■ Stated task
Copy each line holding the string "France".
┌─ Recorded information
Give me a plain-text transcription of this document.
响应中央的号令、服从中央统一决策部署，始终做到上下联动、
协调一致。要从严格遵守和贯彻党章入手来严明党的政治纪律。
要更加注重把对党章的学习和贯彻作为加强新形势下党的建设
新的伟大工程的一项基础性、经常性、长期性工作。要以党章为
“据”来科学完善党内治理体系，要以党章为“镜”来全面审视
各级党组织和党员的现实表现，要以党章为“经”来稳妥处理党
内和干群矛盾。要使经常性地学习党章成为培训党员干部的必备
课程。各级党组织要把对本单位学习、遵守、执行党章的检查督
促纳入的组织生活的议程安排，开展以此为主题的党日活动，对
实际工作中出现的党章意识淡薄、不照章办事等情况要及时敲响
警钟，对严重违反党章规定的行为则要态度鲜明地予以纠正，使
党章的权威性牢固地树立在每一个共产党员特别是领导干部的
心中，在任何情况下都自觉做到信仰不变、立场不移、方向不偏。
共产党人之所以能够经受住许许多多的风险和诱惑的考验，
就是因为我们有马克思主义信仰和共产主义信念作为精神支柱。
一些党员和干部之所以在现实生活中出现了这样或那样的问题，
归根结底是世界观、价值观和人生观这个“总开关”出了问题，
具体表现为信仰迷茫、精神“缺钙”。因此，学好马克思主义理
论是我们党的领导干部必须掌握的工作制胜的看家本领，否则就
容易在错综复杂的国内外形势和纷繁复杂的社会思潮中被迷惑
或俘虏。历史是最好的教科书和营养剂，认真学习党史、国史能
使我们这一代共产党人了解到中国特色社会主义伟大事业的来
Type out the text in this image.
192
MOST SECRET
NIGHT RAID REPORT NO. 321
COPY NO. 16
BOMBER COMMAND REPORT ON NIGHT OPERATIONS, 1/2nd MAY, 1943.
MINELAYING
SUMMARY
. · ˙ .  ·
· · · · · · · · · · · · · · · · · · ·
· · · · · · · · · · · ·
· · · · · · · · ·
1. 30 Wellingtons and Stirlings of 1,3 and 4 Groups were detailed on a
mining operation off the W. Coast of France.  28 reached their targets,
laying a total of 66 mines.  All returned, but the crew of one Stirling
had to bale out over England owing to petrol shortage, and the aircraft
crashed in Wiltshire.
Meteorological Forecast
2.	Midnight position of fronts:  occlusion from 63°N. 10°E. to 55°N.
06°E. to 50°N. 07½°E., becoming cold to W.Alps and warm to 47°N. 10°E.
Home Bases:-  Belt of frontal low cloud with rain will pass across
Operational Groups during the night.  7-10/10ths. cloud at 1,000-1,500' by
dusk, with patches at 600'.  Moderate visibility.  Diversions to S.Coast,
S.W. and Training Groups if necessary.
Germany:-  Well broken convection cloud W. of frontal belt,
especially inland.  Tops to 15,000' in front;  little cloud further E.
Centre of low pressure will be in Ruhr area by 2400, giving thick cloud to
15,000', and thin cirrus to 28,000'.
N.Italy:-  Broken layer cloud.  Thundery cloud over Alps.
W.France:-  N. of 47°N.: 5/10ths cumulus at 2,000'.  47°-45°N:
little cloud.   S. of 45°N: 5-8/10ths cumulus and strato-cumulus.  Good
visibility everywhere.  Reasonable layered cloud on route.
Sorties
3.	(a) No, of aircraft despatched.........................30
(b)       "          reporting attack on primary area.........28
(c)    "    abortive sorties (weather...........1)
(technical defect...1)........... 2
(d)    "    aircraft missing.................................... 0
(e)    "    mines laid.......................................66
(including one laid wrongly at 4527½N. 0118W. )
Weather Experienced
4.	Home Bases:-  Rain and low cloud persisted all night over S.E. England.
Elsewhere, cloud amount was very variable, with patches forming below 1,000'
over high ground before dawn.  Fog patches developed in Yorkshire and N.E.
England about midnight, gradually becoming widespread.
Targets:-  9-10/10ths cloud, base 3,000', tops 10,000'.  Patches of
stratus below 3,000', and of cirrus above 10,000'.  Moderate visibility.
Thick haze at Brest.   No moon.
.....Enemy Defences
└─
■ Task result
mining operation off the W. Coast of France.  28 reached their targets,
W.France:-  N. of 47°N.: 5/10ths cumulus at 2,000'.  47°-45°N:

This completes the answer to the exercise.